-------- DATA EXCERPTS

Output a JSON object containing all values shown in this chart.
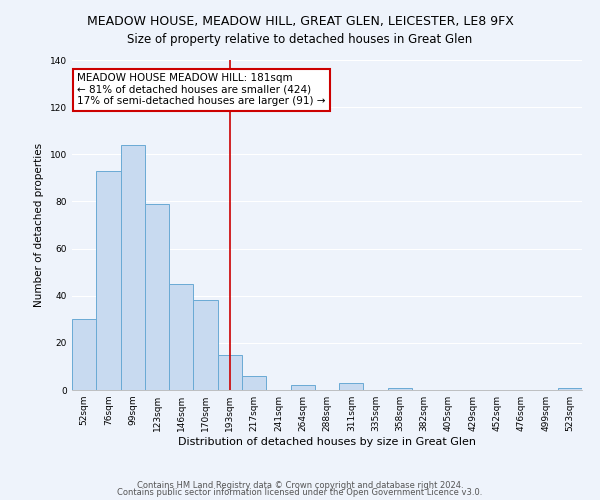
{
  "title": "MEADOW HOUSE, MEADOW HILL, GREAT GLEN, LEICESTER, LE8 9FX",
  "subtitle": "Size of property relative to detached houses in Great Glen",
  "xlabel": "Distribution of detached houses by size in Great Glen",
  "ylabel": "Number of detached properties",
  "bar_labels": [
    "52sqm",
    "76sqm",
    "99sqm",
    "123sqm",
    "146sqm",
    "170sqm",
    "193sqm",
    "217sqm",
    "241sqm",
    "264sqm",
    "288sqm",
    "311sqm",
    "335sqm",
    "358sqm",
    "382sqm",
    "405sqm",
    "429sqm",
    "452sqm",
    "476sqm",
    "499sqm",
    "523sqm"
  ],
  "bar_heights": [
    30,
    93,
    104,
    79,
    45,
    38,
    15,
    6,
    0,
    2,
    0,
    3,
    0,
    1,
    0,
    0,
    0,
    0,
    0,
    0,
    1
  ],
  "bar_color": "#c8daf0",
  "bar_edge_color": "#6aaad4",
  "vline_x_index": 6,
  "vline_color": "#cc0000",
  "annotation_text": "MEADOW HOUSE MEADOW HILL: 181sqm\n← 81% of detached houses are smaller (424)\n17% of semi-detached houses are larger (91) →",
  "ylim": [
    0,
    140
  ],
  "yticks": [
    0,
    20,
    40,
    60,
    80,
    100,
    120,
    140
  ],
  "footnote1": "Contains HM Land Registry data © Crown copyright and database right 2024.",
  "footnote2": "Contains public sector information licensed under the Open Government Licence v3.0.",
  "bg_color": "#eef3fb",
  "grid_color": "#ffffff",
  "title_fontsize": 9,
  "subtitle_fontsize": 8.5,
  "xlabel_fontsize": 8,
  "ylabel_fontsize": 7.5,
  "tick_fontsize": 6.5,
  "annotation_fontsize": 7.5,
  "footnote_fontsize": 6
}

----------------

WHAT THE TASK ASKS → Retype every entry verbatim and exclude the pictures from the copy.

OUTPUT BELOW →
Output a JSON object containing all values shown in this chart.
{
  "title": "MEADOW HOUSE, MEADOW HILL, GREAT GLEN, LEICESTER, LE8 9FX",
  "subtitle": "Size of property relative to detached houses in Great Glen",
  "xlabel": "Distribution of detached houses by size in Great Glen",
  "ylabel": "Number of detached properties",
  "bar_labels": [
    "52sqm",
    "76sqm",
    "99sqm",
    "123sqm",
    "146sqm",
    "170sqm",
    "193sqm",
    "217sqm",
    "241sqm",
    "264sqm",
    "288sqm",
    "311sqm",
    "335sqm",
    "358sqm",
    "382sqm",
    "405sqm",
    "429sqm",
    "452sqm",
    "476sqm",
    "499sqm",
    "523sqm"
  ],
  "bar_heights": [
    30,
    93,
    104,
    79,
    45,
    38,
    15,
    6,
    0,
    2,
    0,
    3,
    0,
    1,
    0,
    0,
    0,
    0,
    0,
    0,
    1
  ],
  "bar_color": "#c8daf0",
  "bar_edge_color": "#6aaad4",
  "vline_x_index": 6,
  "vline_color": "#cc0000",
  "annotation_text": "MEADOW HOUSE MEADOW HILL: 181sqm\n← 81% of detached houses are smaller (424)\n17% of semi-detached houses are larger (91) →",
  "ylim": [
    0,
    140
  ],
  "yticks": [
    0,
    20,
    40,
    60,
    80,
    100,
    120,
    140
  ],
  "footnote1": "Contains HM Land Registry data © Crown copyright and database right 2024.",
  "footnote2": "Contains public sector information licensed under the Open Government Licence v3.0.",
  "bg_color": "#eef3fb",
  "grid_color": "#ffffff",
  "title_fontsize": 9,
  "subtitle_fontsize": 8.5,
  "xlabel_fontsize": 8,
  "ylabel_fontsize": 7.5,
  "tick_fontsize": 6.5,
  "annotation_fontsize": 7.5,
  "footnote_fontsize": 6
}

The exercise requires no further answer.